Given request 1: According to the pull request text, what does the review say lacks GIL protection?
Given request 2: Summarize the pull request text in two sentences.
Given request 3: Decide whether each statement agrees with the pull request text, answering yes or no and quoting the words that settle it. (a) The changes modify the C++ SimpleObjAllocator. (b) The Cython bindings are changed to use tp_dealloc. (c) The pull request would merge three commits.

Text extract:

--------

[FEAT][Python] Tie Python wrapper lifetime to underlying C++ FFI object#593
[FEAT][Python] Tie Python wrapper lifetime to underlying C++ FFI object#593cyx-6 wants to merge 1 commit into
Conversation
There was a problem hiding this comment.
Code Review
This pull request introduces 'PyObjectTying,' a mechanism to link the lifetime of Python wrappers to their underlying C++ FFI objects. By prepending a PyCustomizeAllocHeader to object allocations, the implementation enables stable object identity and address preservation across wrapper finalization cycles. The changes include modifications to the C++ SimpleObjAllocator, Cython bindings to utilize tp_finalize, and updates to the reflection system. Feedback from the review highlights a critical thread-safety issue in the callback used to free cached wrapper memory, which lacks GIL protection, and a potential memory leak when installing handles if a previous phantom wrapper is not correctly released.

--------

Given entries:
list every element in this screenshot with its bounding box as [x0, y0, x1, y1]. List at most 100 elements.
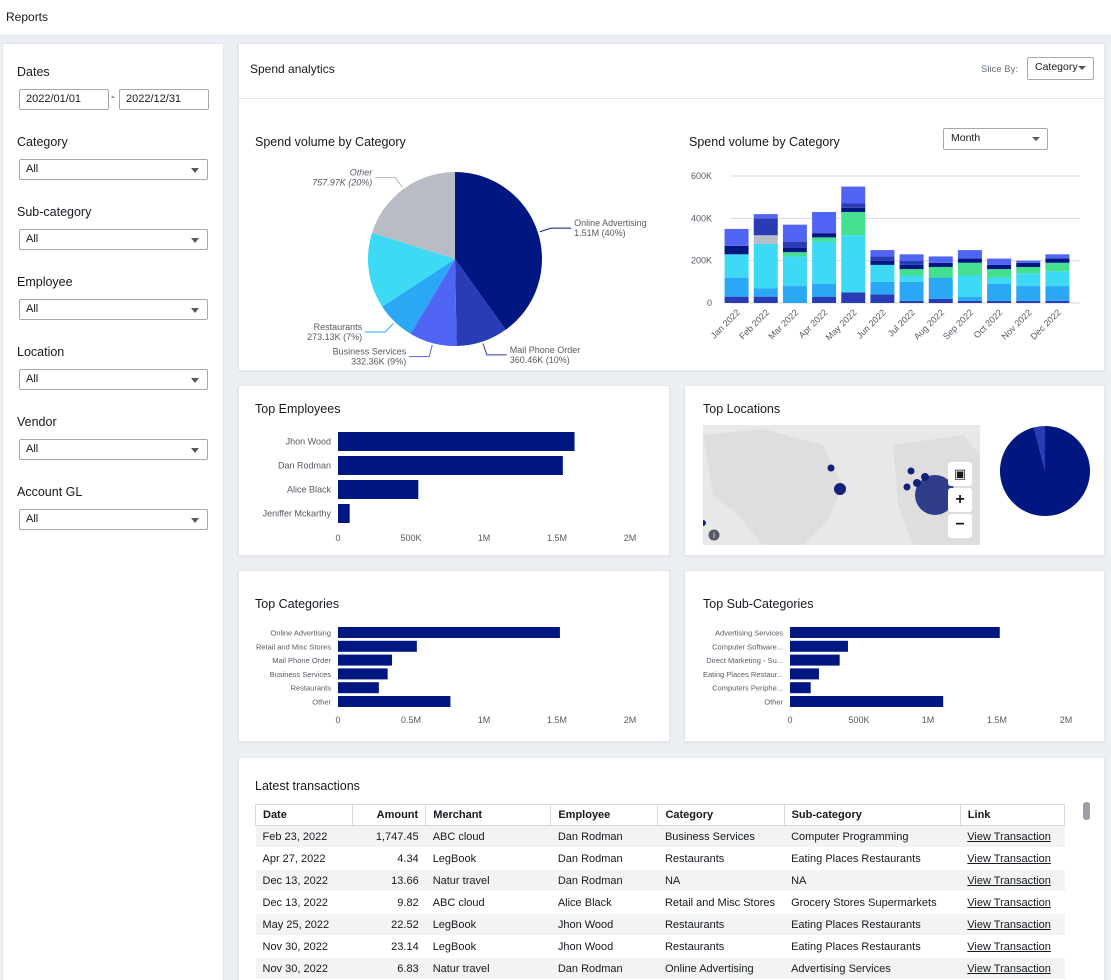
stacked-bar-segment[interactable] [899, 281, 924, 301]
stacked-bar-segment[interactable] [782, 224, 807, 242]
column-header-sub-category[interactable]: Sub-category [783, 804, 961, 826]
stacked-bar-segment[interactable] [1016, 300, 1041, 303]
bar[interactable] [338, 640, 417, 652]
stacked-bar-segment[interactable] [870, 294, 895, 303]
stacked-bar-segment[interactable] [782, 252, 807, 257]
stacked-bar-segment[interactable] [928, 298, 953, 303]
stacked-bar-segment[interactable] [899, 264, 924, 270]
stacked-bar-segment[interactable] [1045, 262, 1070, 272]
recenter-icon[interactable]: ▣ [948, 462, 972, 486]
bar[interactable] [338, 696, 451, 707]
stacked-bar-segment[interactable] [724, 228, 749, 246]
stacked-bar-segment[interactable] [1016, 262, 1041, 268]
stacked-bar-segment[interactable] [1045, 254, 1070, 259]
stacked-bar-segment[interactable] [870, 250, 895, 257]
view-transaction-link[interactable]: View Transaction [960, 847, 1065, 870]
pie-slice[interactable] [455, 259, 506, 346]
stacked-bar-segment[interactable] [753, 218, 778, 236]
table-scrollbar[interactable] [1083, 802, 1090, 820]
view-transaction-link[interactable]: View Transaction [960, 935, 1065, 958]
column-header-merchant[interactable]: Merchant [425, 804, 552, 826]
bar[interactable] [338, 504, 350, 523]
bar[interactable] [790, 627, 1000, 638]
stacked-bar-segment[interactable] [987, 300, 1012, 303]
granularity-dropdown[interactable]: Month [943, 128, 1048, 150]
stacked-bar-segment[interactable] [753, 214, 778, 219]
view-transaction-link[interactable]: View Transaction [960, 913, 1065, 936]
stacked-bar-segment[interactable] [928, 262, 953, 268]
view-transaction-link[interactable]: View Transaction [960, 869, 1065, 892]
stacked-bar-segment[interactable] [987, 258, 1012, 265]
stacked-bar-segment[interactable] [812, 241, 837, 284]
bar[interactable] [790, 640, 848, 652]
stacked-bar-segment[interactable] [987, 264, 1012, 270]
stacked-bar-segment[interactable] [957, 262, 982, 276]
stacked-bar-segment[interactable] [987, 277, 1012, 284]
column-header-amount[interactable]: Amount [352, 804, 427, 826]
stacked-bar-segment[interactable] [928, 277, 953, 299]
stacked-bar-segment[interactable] [870, 264, 895, 282]
bar[interactable] [338, 432, 575, 451]
stacked-bar-segment[interactable] [812, 211, 837, 234]
pie-slice[interactable] [455, 172, 542, 330]
date-to-input[interactable]: 2022/12/31 [119, 89, 209, 110]
pie-slice[interactable] [1033, 426, 1045, 471]
pie-slice[interactable] [382, 259, 455, 334]
view-transaction-link[interactable]: View Transaction [960, 957, 1065, 980]
stacked-bar-segment[interactable] [1016, 273, 1041, 287]
bar[interactable] [338, 480, 419, 499]
stacked-bar-segment[interactable] [841, 186, 866, 204]
column-header-link[interactable]: Link [959, 804, 1066, 826]
bar[interactable] [790, 696, 944, 707]
stacked-bar-segment[interactable] [957, 250, 982, 259]
info-icon[interactable] [708, 529, 720, 541]
stacked-bar-segment[interactable] [812, 233, 837, 238]
column-header-category[interactable]: Category [657, 804, 785, 826]
bar[interactable] [338, 456, 563, 475]
stacked-bar-segment[interactable] [957, 275, 982, 297]
bar[interactable] [790, 668, 819, 680]
stacked-bar-segment[interactable] [987, 283, 1012, 301]
pie-slice[interactable] [368, 232, 455, 307]
view-transaction-link[interactable]: View Transaction [960, 891, 1065, 914]
view-transaction-link[interactable]: View Transaction [960, 825, 1065, 848]
locations-map[interactable]: i ▣ + − [703, 425, 980, 545]
stacked-bar-segment[interactable] [870, 260, 895, 265]
stacked-bar-segment[interactable] [928, 256, 953, 263]
slice-by-dropdown[interactable]: Category [1027, 57, 1094, 80]
stacked-bar-segment[interactable] [753, 296, 778, 303]
stacked-bar-segment[interactable] [899, 300, 924, 303]
bar[interactable] [338, 682, 379, 694]
stacked-bar-segment[interactable] [1016, 286, 1041, 301]
stacked-bar-segment[interactable] [1045, 271, 1070, 287]
stacked-bar-segment[interactable] [841, 203, 866, 208]
stacked-bar-segment[interactable] [812, 296, 837, 303]
stacked-bar-segment[interactable] [987, 269, 1012, 278]
bar[interactable] [338, 668, 388, 680]
stacked-bar-segment[interactable] [812, 283, 837, 297]
filter-select-location[interactable]: All [19, 369, 208, 390]
stacked-bar-segment[interactable] [1016, 260, 1041, 263]
stacked-bar-segment[interactable] [899, 254, 924, 261]
stacked-bar-segment[interactable] [782, 256, 807, 287]
stacked-bar-segment[interactable] [957, 258, 982, 263]
stacked-bar-segment[interactable] [841, 292, 866, 303]
pie-slice[interactable] [1000, 426, 1090, 516]
stacked-bar-segment[interactable] [841, 207, 866, 212]
stacked-bar-segment[interactable] [724, 296, 749, 303]
stacked-bar-segment[interactable] [812, 237, 837, 242]
filter-select-vendor[interactable]: All [19, 439, 208, 460]
pie-slice[interactable] [372, 172, 455, 259]
filter-select-category[interactable]: All [19, 159, 208, 180]
filter-select-account-gl[interactable]: All [19, 509, 208, 530]
filter-select-employee[interactable]: All [19, 299, 208, 320]
zoom-in-icon[interactable]: + [948, 488, 972, 512]
stacked-bar-segment[interactable] [899, 275, 924, 282]
zoom-out-icon[interactable]: − [948, 514, 972, 538]
stacked-bar-segment[interactable] [899, 269, 924, 276]
column-header-date[interactable]: Date [254, 804, 354, 826]
bar[interactable] [790, 654, 840, 666]
stacked-bar-segment[interactable] [753, 235, 778, 244]
stacked-bar-segment[interactable] [782, 247, 807, 253]
stacked-bar-segment[interactable] [1045, 286, 1070, 301]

--------

Reply 1: The callback used to free cached wrapper memory.

Reply 2: The pull request introduces "PyObjectTying," which links the lifetime of Python wrappers to their underlying C++ FFI objects by prepending a PyCustomizeAllocHeader to object allocations, enabling stable object identity and address preservation across wrapper finalization cycles. The changes touch the C++ SimpleObjAllocator, the Cython bindings (to use tp_finalize), and the reflection system, and the review flags a thread-safety issue in a memory-freeing callback and a possible memory leak when installing handles.

Reply 3:
(a) Yes: "The changes include modifications to the C++ SimpleObjAllocator"
(b) No: "Cython bindings to utilize tp_finalize"
(c) No: "wants to merge 1 commit"